Data records:

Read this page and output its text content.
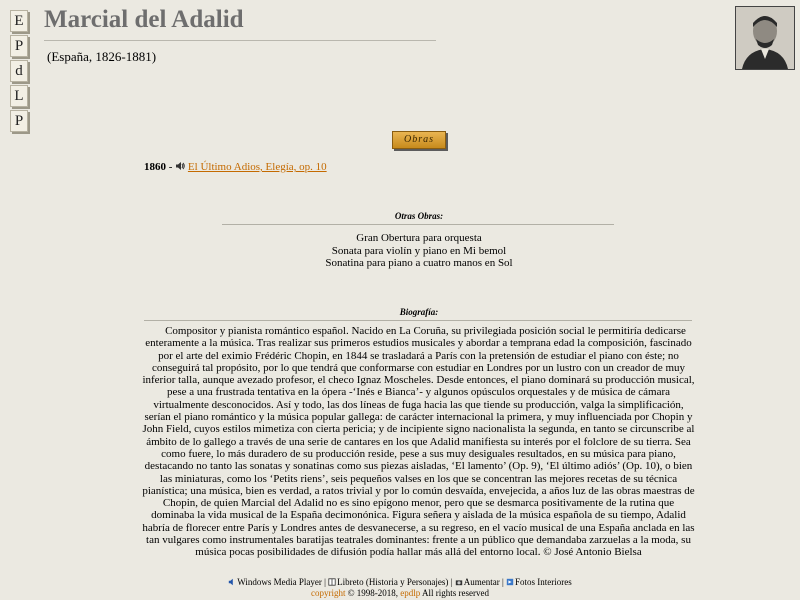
E
P
d
L
P
Marcial del Adalid
(España, 1826-1881)
Obras
1860 -  El Último Adios, Elegía, op. 10
Otras Obras:
Gran Obertura para orquesta
Sonata para violín y piano en Mi bemol
Sonatina para piano a cuatro manos en Sol
Biografía:

Compositor y pianista romántico español. Nacido en La Coruña, su privilegiada posición social le permitiría dedicarse enteramente a la música. Tras realizar sus primeros estudios musicales y abordar a temprana edad la composición, fascinado por el arte del eximio Frédéric Chopin, en 1844 se trasladará a París con la pretensión de estudiar el piano con éste; no conseguirá tal propósito, por lo que tendrá que conformarse con estudiar en Londres por un lustro con un creador de muy inferior talla, aunque avezado profesor, el checo Ignaz Moscheles. Desde entonces, el piano dominará su producción musical, pese a una frustrada tentativa en la ópera -‘Inés e Bianca’- y algunos opúsculos orquestales y de música de cámara virtualmente desconocidos. Así y todo, las dos líneas de fuga hacia las que tiende su producción, valga la simplificación, serían el piano romántico y la música popular gallega: de carácter internacional la primera, y muy influenciada por Chopin y John Field, cuyos estilos mimetiza con cierta pericia; y de incipiente signo nacionalista la segunda, en tanto se circunscribe al ámbito de lo gallego a través de una serie de cantares en los que Adalid manifiesta su interés por el folclore de su tierra. Sea como fuere, lo más duradero de su producción reside, pese a sus muy desiguales resultados, en su música para piano, destacando no tanto las sonatas y sonatinas como sus piezas aisladas, ‘El lamento’ (Op. 9), ‘El último adiós’ (Op. 10), o bien las miniaturas, como los ‘Petits riens’, seis pequeños valses en los que se concentran las mejores recetas de su técnica pianística; una música, bien es verdad, a ratos trivial y por lo común desvaída, envejecida, a años luz de las obras maestras de Chopin, de quien Marcial del Adalid no es sino epígono menor, pero que se desmarca positivamente de la rutina que dominaba la vida musical de la España decimonónica. Figura señera y aislada de la música española de su tiempo, Adalid habría de florecer entre París y Londres antes de desvanecerse, a su regreso, en el vacío musical de una España anclada en las tan vulgares como instrumentales baratijas teatrales dominantes: frente a un público que demandaba zarzuelas a la moda, su música pocas posibilidades de difusión podía hallar más allá del entorno local. © José Antonio Bielsa

Windows Media Player | Libreto (Historia y Personajes) | Aumentar | Fotos Interiores
copyright © 1998-2018, epdlp All rights reserved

• [WORK REQUIRED] Output the entries above exactly. Drop the pictures.

• [SOLUTION TO THIS EXERCISE]
Read this page and output its text content.
E
P
d
L
P
Marcial del Adalid
(España, 1826-1881)
Obras
1860 -  El Último Adios, Elegía, op. 10
Otras Obras:
Gran Obertura para orquesta
Sonata para violín y piano en Mi bemol
Sonatina para piano a cuatro manos en Sol
Biografía:

Compositor y pianista romántico español. Nacido en La Coruña, su privilegiada posición social le permitiría dedicarse enteramente a la música. Tras realizar sus primeros estudios musicales y abordar a temprana edad la composición, fascinado por el arte del eximio Frédéric Chopin, en 1844 se trasladará a París con la pretensión de estudiar el piano con éste; no conseguirá tal propósito, por lo que tendrá que conformarse con estudiar en Londres por un lustro con un creador de muy inferior talla, aunque avezado profesor, el checo Ignaz Moscheles. Desde entonces, el piano dominará su producción musical, pese a una frustrada tentativa en la ópera -‘Inés e Bianca’- y algunos opúsculos orquestales y de música de cámara virtualmente desconocidos. Así y todo, las dos líneas de fuga hacia las que tiende su producción, valga la simplificación, serían el piano romántico y la música popular gallega: de carácter internacional la primera, y muy influenciada por Chopin y John Field, cuyos estilos mimetiza con cierta pericia; y de incipiente signo nacionalista la segunda, en tanto se circunscribe al ámbito de lo gallego a través de una serie de cantares en los que Adalid manifiesta su interés por el folclore de su tierra. Sea como fuere, lo más duradero de su producción reside, pese a sus muy desiguales resultados, en su música para piano, destacando no tanto las sonatas y sonatinas como sus piezas aisladas, ‘El lamento’ (Op. 9), ‘El último adiós’ (Op. 10), o bien las miniaturas, como los ‘Petits riens’, seis pequeños valses en los que se concentran las mejores recetas de su técnica pianística; una música, bien es verdad, a ratos trivial y por lo común desvaída, envejecida, a años luz de las obras maestras de Chopin, de quien Marcial del Adalid no es sino epígono menor, pero que se desmarca positivamente de la rutina que dominaba la vida musical de la España decimonónica. Figura señera y aislada de la música española de su tiempo, Adalid habría de florecer entre París y Londres antes de desvanecerse, a su regreso, en el vacío musical de una España anclada en las tan vulgares como instrumentales baratijas teatrales dominantes: frente a un público que demandaba zarzuelas a la moda, su música pocas posibilidades de difusión podía hallar más allá del entorno local. © José Antonio Bielsa

Windows Media Player | Libreto (Historia y Personajes) | Aumentar | Fotos Interiores
copyright © 1998-2018, epdlp All rights reserved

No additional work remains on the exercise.